*What you will do*.
(1) Answer these questions about the submission:
(a) Which organizations make the submission?
(b) Which barrier to cycling uptake does the Ministry recognize?
(c) What percentage of the Fund is allocated to road improvements and maintenance?
(2) Reproduce everything in the submission from "Excessive road construction" down to "societal/ taxpayer costs .", word for word.

*Extract*.

>>>>>

For PDF of full statement with references click here.

 

Bike Auckland and CAN welcome the opportunity to make a submission on the draft Government Policy Statement 2018 and submit the following-

 

 

1.  We commend the positive measures in the Statement:

    • Allocation of funding to support ongoing cycleway investment through raised upper levels allocated to walking & cycling activity class;
    • acknowledgement in section 1 of the rapid recent increases in cycling and public transport patronage;
    • the Ministry’s recognition that perception of safety is a barrier to cycling uptake.

     

    2.  However it is clear that economic growth will not be served as claimed by the Statement: 

    Allocating 77% of the Fund to road improvements and maintenance will greatly facilitate motor car use.  We recognise that motor car use is an integral part of Kiwi life and that private car use is indispensable for many journey types, but available evidence clearly shows that over-dependence on a single transport mode will poorly serve long-term economic growth, particularly in the larger cities.  
    Excessive road construction has been shown to induce additional traffic, in turn potentially worsening congestion 1, , .  This additional congestion, combined with inhibited transport resilience and other factors, has been shown to contribute to increased societal/ taxpayer costs .  
    The NZTA summarise the issue, ‘Simply adding more lanes and more kilometres of road is not a sustainable solution to those [urban transport] challenges’.  Greater investment in public and active transport is necessary to protect economic growth from the restrictions of congestion and transport delays.

<<<<<

*Entries provided*.
>>>>>

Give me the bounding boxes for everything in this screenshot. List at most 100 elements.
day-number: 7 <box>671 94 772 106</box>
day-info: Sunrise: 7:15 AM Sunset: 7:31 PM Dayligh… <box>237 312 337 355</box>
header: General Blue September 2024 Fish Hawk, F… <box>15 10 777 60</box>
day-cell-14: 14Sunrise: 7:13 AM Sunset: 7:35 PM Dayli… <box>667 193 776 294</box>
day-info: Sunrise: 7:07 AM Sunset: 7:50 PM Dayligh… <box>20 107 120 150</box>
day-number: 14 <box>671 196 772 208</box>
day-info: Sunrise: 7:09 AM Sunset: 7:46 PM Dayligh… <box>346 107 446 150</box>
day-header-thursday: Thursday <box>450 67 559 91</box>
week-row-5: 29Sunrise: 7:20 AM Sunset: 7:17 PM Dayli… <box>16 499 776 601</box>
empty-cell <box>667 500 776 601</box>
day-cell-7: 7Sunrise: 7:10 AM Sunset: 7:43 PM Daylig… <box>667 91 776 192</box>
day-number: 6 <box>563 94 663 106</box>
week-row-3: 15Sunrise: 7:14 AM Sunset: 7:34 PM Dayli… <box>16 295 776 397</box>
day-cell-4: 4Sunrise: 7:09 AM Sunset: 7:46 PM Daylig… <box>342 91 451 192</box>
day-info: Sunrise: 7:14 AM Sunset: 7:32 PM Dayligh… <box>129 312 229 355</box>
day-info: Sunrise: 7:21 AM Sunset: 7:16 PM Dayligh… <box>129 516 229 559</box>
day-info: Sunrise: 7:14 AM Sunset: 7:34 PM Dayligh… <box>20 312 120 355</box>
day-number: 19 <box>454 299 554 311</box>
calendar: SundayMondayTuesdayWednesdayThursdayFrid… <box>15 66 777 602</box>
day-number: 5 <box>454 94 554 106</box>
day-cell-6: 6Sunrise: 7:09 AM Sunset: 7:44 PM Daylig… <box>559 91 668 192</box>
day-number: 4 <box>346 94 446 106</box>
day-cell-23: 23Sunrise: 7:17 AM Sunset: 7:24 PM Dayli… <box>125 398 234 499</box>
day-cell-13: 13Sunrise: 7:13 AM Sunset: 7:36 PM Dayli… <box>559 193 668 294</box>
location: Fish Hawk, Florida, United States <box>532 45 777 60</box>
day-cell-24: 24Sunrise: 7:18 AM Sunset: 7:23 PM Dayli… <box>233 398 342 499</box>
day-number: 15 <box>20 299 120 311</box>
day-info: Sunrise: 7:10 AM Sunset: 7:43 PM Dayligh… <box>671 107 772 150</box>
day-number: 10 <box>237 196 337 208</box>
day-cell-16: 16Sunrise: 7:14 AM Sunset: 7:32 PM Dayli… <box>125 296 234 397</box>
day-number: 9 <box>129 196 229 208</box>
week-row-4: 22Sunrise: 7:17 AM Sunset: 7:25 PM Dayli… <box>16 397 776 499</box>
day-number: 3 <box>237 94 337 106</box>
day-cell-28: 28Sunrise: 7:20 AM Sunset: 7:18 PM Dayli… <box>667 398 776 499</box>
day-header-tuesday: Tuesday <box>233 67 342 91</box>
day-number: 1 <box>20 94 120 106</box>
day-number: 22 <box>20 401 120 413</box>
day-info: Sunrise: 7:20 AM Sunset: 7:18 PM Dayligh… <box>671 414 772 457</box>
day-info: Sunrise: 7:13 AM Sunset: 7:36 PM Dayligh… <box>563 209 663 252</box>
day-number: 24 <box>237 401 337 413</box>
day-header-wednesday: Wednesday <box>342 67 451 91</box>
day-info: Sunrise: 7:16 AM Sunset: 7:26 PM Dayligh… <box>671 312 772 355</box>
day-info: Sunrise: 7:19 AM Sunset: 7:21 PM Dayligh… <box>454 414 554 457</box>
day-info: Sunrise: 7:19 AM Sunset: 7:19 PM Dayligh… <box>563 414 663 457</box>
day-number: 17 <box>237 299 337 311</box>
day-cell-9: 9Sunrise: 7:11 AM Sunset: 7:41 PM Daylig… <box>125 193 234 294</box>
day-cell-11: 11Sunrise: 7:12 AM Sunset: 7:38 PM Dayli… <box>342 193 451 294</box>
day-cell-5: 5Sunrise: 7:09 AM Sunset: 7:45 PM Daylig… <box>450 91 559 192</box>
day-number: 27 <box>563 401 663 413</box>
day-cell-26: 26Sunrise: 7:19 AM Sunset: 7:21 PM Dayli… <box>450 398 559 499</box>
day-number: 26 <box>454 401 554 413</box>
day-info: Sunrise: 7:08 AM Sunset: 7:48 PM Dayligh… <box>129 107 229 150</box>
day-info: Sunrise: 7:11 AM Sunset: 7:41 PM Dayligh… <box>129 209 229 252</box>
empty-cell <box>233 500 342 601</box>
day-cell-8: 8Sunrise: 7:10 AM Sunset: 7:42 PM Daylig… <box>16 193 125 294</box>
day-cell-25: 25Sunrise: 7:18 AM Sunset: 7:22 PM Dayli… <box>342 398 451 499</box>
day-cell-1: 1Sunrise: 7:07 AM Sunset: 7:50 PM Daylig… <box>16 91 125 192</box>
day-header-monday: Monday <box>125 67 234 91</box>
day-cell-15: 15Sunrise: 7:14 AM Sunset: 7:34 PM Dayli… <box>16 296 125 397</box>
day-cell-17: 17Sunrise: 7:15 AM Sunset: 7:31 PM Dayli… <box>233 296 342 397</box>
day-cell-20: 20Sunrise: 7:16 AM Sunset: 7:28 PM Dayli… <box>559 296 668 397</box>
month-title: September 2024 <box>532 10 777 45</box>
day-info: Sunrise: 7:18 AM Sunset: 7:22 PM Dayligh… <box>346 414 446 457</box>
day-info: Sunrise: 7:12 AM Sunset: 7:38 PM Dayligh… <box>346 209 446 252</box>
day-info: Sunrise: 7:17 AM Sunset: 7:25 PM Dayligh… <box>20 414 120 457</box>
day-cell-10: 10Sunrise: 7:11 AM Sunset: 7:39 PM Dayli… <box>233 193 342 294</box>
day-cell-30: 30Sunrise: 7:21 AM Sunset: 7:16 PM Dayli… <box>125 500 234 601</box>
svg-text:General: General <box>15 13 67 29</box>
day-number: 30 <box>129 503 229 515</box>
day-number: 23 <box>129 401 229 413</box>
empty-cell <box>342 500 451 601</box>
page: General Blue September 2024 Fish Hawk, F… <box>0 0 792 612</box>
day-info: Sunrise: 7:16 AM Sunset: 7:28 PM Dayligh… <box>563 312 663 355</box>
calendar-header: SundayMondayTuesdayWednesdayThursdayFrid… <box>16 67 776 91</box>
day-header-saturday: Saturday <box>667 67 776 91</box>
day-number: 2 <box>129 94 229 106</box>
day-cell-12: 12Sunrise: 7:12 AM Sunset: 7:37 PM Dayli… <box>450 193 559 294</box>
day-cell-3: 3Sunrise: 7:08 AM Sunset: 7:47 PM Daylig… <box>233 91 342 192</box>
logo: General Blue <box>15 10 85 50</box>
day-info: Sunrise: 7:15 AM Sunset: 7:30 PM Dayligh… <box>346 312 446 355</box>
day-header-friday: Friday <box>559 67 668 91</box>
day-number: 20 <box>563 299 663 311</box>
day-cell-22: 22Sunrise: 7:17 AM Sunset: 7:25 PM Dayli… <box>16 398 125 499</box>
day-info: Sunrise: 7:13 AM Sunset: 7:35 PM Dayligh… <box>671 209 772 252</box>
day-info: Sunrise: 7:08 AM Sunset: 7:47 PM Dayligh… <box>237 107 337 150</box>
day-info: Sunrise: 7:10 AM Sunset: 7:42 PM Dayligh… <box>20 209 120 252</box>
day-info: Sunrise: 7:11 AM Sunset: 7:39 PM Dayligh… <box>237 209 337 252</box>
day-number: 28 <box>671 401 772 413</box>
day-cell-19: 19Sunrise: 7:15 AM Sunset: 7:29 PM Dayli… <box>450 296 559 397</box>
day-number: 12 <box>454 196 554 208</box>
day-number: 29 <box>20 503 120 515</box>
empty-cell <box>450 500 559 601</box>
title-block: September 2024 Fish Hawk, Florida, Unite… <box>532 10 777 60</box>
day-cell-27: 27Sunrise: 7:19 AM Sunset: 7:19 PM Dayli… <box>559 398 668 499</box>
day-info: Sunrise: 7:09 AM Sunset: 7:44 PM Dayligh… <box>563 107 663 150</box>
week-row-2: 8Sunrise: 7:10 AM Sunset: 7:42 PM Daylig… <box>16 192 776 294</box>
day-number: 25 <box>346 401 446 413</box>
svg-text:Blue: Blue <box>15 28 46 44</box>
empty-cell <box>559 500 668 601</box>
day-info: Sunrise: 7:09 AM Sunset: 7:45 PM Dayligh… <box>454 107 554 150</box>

<<<<<

*Answers by task*.
(1)
(a) Bike Auckland and CAN
(b) Perception of safety
(c) 77%

(2)
Excessive road construction has been shown to induce additional traffic, in turn potentially worsening congestion 1, , .  This additional congestion, combined with inhibited transport resilience and other factors, has been shown to contribute to increased societal/ taxpayer costs .